Your objective =>
All records below must be retyped exactly.

++++++++++

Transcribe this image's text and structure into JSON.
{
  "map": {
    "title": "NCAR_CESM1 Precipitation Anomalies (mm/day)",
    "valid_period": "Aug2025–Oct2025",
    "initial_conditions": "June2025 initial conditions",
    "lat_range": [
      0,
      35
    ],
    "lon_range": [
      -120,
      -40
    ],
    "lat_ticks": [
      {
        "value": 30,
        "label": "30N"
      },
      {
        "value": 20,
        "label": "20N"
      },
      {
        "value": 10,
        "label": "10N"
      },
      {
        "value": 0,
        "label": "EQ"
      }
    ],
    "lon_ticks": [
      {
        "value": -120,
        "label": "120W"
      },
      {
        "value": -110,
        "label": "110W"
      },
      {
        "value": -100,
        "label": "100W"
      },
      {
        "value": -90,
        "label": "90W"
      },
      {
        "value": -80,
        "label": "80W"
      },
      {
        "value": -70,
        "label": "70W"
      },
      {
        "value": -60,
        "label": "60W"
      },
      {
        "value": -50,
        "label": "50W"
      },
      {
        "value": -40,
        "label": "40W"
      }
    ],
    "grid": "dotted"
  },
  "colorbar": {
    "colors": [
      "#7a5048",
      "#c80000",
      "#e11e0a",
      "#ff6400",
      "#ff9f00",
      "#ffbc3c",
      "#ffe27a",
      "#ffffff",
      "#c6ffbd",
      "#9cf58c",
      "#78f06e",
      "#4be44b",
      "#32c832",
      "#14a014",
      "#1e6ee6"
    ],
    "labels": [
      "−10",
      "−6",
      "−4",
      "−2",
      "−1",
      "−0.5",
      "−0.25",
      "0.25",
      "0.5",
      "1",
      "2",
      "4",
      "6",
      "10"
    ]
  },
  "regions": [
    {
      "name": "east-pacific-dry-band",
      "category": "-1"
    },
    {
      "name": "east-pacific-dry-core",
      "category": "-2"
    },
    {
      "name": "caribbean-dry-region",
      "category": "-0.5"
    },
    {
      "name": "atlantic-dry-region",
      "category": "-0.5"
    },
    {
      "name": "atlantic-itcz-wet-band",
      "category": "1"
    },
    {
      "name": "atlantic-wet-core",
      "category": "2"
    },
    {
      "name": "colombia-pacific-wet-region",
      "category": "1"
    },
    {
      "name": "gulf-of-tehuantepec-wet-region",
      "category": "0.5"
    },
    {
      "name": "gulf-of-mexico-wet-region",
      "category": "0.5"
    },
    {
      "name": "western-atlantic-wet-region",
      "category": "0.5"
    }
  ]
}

++++++++++

Correct response =>
Transcribe this image's text and structure into JSON.
{
  "map": {
    "title": "NCAR_CESM1 Precipitation Anomalies (mm/day)",
    "valid_period": "Aug2025–Oct2025",
    "initial_conditions": "June2025 initial conditions",
    "lat_range": [
      0,
      35
    ],
    "lon_range": [
      -120,
      -40
    ],
    "lat_ticks": [
      {
        "value": 30,
        "label": "30N"
      },
      {
        "value": 20,
        "label": "20N"
      },
      {
        "value": 10,
        "label": "10N"
      },
      {
        "value": 0,
        "label": "EQ"
      }
    ],
    "lon_ticks": [
      {
        "value": -120,
        "label": "120W"
      },
      {
        "value": -110,
        "label": "110W"
      },
      {
        "value": -100,
        "label": "100W"
      },
      {
        "value": -90,
        "label": "90W"
      },
      {
        "value": -80,
        "label": "80W"
      },
      {
        "value": -70,
        "label": "70W"
      },
      {
        "value": -60,
        "label": "60W"
      },
      {
        "value": -50,
        "label": "50W"
      },
      {
        "value": -40,
        "label": "40W"
      }
    ],
    "grid": "dotted"
  },
  "colorbar": {
    "colors": [
      "#7a5048",
      "#c80000",
      "#e11e0a",
      "#ff6400",
      "#ff9f00",
      "#ffbc3c",
      "#ffe27a",
      "#ffffff",
      "#c6ffbd",
      "#9cf58c",
      "#78f06e",
      "#4be44b",
      "#32c832",
      "#14a014",
      "#1e6ee6"
    ],
    "labels": [
      "−10",
      "−6",
      "−4",
      "−2",
      "−1",
      "−0.5",
      "−0.25",
      "0.25",
      "0.5",
      "1",
      "2",
      "4",
      "6",
      "10"
    ]
  },
  "regions": [
    {
      "name": "east-pacific-dry-band",
      "category": "-1"
    },
    {
      "name": "east-pacific-dry-core",
      "category": "-2"
    },
    {
      "name": "caribbean-dry-region",
      "category": "-0.5"
    },
    {
      "name": "atlantic-dry-region",
      "category": "-0.5"
    },
    {
      "name": "atlantic-itcz-wet-band",
      "category": "1"
    },
    {
      "name": "atlantic-wet-core",
      "category": "2"
    },
    {
      "name": "colombia-pacific-wet-region",
      "category": "1"
    },
    {
      "name": "gulf-of-tehuantepec-wet-region",
      "category": "0.5"
    },
    {
      "name": "gulf-of-mexico-wet-region",
      "category": "0.5"
    },
    {
      "name": "western-atlantic-wet-region",
      "category": "0.5"
    }
  ]
}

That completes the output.